**WRITTEN PROBLEM**
Return the records that follow, matching each one exactly.

**DATA SUPPLIED**
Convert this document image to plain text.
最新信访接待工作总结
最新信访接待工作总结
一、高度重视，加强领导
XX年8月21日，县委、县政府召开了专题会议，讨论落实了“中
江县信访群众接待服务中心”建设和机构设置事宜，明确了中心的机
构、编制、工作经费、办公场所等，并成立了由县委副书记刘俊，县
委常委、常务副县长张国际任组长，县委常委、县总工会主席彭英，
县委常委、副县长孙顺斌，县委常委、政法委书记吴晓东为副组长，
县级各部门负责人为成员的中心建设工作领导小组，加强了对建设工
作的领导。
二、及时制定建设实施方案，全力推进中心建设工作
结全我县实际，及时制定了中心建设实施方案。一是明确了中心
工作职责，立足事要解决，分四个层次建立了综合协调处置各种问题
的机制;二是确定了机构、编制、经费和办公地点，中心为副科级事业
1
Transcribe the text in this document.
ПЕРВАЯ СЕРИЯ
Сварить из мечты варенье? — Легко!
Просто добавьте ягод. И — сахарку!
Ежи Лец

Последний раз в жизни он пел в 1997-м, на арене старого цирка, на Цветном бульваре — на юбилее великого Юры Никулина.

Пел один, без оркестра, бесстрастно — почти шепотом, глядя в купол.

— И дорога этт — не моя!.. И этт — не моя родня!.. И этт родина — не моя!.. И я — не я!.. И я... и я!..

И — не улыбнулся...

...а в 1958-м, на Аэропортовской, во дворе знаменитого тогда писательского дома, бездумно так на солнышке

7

**EXERCISE SOLUTION**
Convert this document image to plain text.
最新信访接待工作总结
最新信访接待工作总结
一、高度重视，加强领导
XX年8月21日，县委、县政府召开了专题会议，讨论落实了“中
江县信访群众接待服务中心”建设和机构设置事宜，明确了中心的机
构、编制、工作经费、办公场所等，并成立了由县委副书记刘俊，县
委常委、常务副县长张国际任组长，县委常委、县总工会主席彭英，
县委常委、副县长孙顺斌，县委常委、政法委书记吴晓东为副组长，
县级各部门负责人为成员的中心建设工作领导小组，加强了对建设工
作的领导。
二、及时制定建设实施方案，全力推进中心建设工作
结全我县实际，及时制定了中心建设实施方案。一是明确了中心
工作职责，立足事要解决，分四个层次建立了综合协调处置各种问题
的机制;二是确定了机构、编制、经费和办公地点，中心为副科级事业
1
Transcribe the text in this document.
ПЕРВАЯ СЕРИЯ
Сварить из мечты варенье? — Легко!
Просто добавьте ягод. И — сахарку!
Ежи Лец

Последний раз в жизни он пел в 1997-м, на арене старого цирка, на Цветном бульваре — на юбилее великого Юры Никулина.

Пел один, без оркестра, бесстрастно — почти шепотом, глядя в купол.

— И дорога этт — не моя!.. И этт — не моя родня!.. И этт родина — не моя!.. И я — не я!.. И я... и я!..

И — не улыбнулся...

...а в 1958-м, на Аэропортовской, во дворе знаменитого тогда писательского дома, бездумно так на солнышке

7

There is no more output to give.